**The task**
Please reproduce the passage of the IronClaw overview below word for word, starting with "Q: Which AI" and going on through "surface may change.".

**Exercise text**
★ ★ ★ ★ ★
Introduction
IronClaw is an agent operating system from NEAR AI that provides a secure, extensible runtime for autonomous AI agents. Built in Rust with WebAssembly sandboxing, it ensures that agents execute within strict security boundaries while maintaining the flexibility to interact with external tools and data sources.
What IronClaw Does
- Provides a sandboxed execution environment for AI agents using WebAssembly
- Enforces capability-based security so agents can only access explicitly granted resources
- Supports CodeAct-style agent interactions with file systems and tools
- Manages agent lifecycle including startup, execution, and graceful termination
- Offers an extensible plugin system for adding custom capabilities
Architecture Overview
IronClaw uses a layered architecture with a Rust core that manages agent processes inside WebAssembly sandboxes. The WASM runtime provides memory isolation and deterministic execution. A capability system controls what each agent can access: file I/O, network calls, and subprocess execution are all gated by explicit permissions. The plugin layer allows extending agent capabilities without modifying the core.
Self-Hosting & Configuration
- Build from source with the Rust toolchain (stable channel)
- Configure agent permissions via a TOML manifest file per agent
- Set resource limits (memory, CPU time, file system scope) in the runtime configuration
- Plugins are loaded from a designated directory at startup
- Logging output can be directed to files or standard output
Key Features
- WebAssembly-based sandboxing for strong agent isolation
- Capability-based permission model for fine-grained access control
- Built in Rust for memory safety and performance
- Extensible plugin architecture for custom tools
- Compatible with CodeAct and ReAct agent patterns
Comparison with Similar Tools
- E2B — cloud-hosted sandboxes; IronClaw runs locally with WASM isolation
- OpenShell (NVIDIA) — similar local agent runtime; IronClaw uses WASM for stronger isolation
- Docker-based sandboxes — heavier weight; IronClaw's WASM sandboxes start in milliseconds
- Daytona — cloud-first dev environments; IronClaw is a local-first agent OS
FAQ
Q: What is the performance overhead of WASM sandboxing? A: Minimal for I/O-bound agent tasks. The WASM runtime adds single-digit millisecond overhead per tool call.
Q: Can agents access the internet? A: Only if the network capability is explicitly granted in the agent's permission manifest.
Q: Which AI models can agents use? A: IronClaw is model-agnostic. Agents call external model APIs or local inference servers through granted capabilities.
Q: Is it production-ready? A: IronClaw is under active development. It is usable for experimentation and development but the API surface may change.
★ ★ ★ ★ ★
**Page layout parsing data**
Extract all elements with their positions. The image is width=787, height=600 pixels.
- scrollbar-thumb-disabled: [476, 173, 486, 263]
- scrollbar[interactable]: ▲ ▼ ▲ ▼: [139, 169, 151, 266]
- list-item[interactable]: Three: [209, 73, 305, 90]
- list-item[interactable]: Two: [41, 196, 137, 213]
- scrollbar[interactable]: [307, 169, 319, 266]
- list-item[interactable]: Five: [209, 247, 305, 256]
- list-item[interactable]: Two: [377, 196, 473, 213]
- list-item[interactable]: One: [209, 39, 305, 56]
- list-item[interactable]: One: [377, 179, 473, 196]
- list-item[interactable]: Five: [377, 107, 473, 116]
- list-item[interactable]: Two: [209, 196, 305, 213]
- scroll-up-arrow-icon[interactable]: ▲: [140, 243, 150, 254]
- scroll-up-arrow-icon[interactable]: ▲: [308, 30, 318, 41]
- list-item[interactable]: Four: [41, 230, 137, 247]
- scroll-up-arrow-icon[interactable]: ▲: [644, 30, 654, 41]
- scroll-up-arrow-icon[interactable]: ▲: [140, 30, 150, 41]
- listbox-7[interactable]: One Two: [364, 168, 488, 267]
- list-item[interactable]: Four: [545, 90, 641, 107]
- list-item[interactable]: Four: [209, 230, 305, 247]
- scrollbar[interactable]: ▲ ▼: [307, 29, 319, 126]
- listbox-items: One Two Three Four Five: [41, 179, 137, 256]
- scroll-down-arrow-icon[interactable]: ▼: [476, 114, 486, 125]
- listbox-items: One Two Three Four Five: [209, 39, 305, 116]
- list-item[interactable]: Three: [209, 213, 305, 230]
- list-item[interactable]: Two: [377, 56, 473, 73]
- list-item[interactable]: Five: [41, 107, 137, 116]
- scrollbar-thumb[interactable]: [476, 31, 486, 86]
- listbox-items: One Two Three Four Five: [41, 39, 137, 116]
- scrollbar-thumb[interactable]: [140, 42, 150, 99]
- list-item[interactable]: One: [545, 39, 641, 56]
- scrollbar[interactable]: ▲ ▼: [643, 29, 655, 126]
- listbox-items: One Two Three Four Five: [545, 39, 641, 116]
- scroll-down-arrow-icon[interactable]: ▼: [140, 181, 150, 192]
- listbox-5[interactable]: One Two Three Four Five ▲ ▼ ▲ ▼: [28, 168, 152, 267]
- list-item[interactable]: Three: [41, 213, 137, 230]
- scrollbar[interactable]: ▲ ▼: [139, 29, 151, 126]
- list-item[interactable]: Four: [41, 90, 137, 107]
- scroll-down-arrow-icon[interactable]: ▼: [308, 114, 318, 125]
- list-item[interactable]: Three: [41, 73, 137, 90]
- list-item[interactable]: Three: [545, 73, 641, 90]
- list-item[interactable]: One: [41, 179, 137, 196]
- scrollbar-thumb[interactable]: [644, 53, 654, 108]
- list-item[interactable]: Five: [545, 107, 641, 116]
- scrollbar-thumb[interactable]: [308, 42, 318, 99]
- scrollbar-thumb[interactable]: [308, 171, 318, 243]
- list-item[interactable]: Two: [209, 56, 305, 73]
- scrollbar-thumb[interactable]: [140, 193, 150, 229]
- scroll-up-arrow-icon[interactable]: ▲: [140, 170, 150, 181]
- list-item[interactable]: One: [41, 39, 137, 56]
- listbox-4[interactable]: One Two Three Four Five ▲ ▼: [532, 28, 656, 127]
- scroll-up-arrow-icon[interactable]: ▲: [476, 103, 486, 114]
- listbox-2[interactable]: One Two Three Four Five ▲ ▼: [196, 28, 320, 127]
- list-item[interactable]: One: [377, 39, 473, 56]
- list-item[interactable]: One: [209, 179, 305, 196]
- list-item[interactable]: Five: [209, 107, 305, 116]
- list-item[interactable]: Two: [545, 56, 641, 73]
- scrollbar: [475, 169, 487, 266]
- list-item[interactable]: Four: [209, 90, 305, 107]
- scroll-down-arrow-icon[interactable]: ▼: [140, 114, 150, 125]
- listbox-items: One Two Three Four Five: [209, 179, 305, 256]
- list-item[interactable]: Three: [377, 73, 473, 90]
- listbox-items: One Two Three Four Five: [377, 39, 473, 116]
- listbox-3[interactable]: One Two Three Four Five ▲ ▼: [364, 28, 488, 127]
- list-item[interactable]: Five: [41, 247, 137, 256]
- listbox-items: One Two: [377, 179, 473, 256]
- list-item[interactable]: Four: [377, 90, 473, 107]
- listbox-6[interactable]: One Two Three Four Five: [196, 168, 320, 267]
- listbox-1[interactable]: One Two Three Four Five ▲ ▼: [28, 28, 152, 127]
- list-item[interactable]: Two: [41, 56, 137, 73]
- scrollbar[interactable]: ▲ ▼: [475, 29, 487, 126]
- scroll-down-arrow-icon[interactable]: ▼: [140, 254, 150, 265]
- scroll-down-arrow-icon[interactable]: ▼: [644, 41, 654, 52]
★ ★ ★ ★ ★
**Task output**
Q: Which AI models can agents use? A: IronClaw is model-agnostic. Agents call external model APIs or local inference servers through granted capabilities.
Q: Is it production-ready? A: IronClaw is under active development. It is usable for experimentation and development but the API surface may change.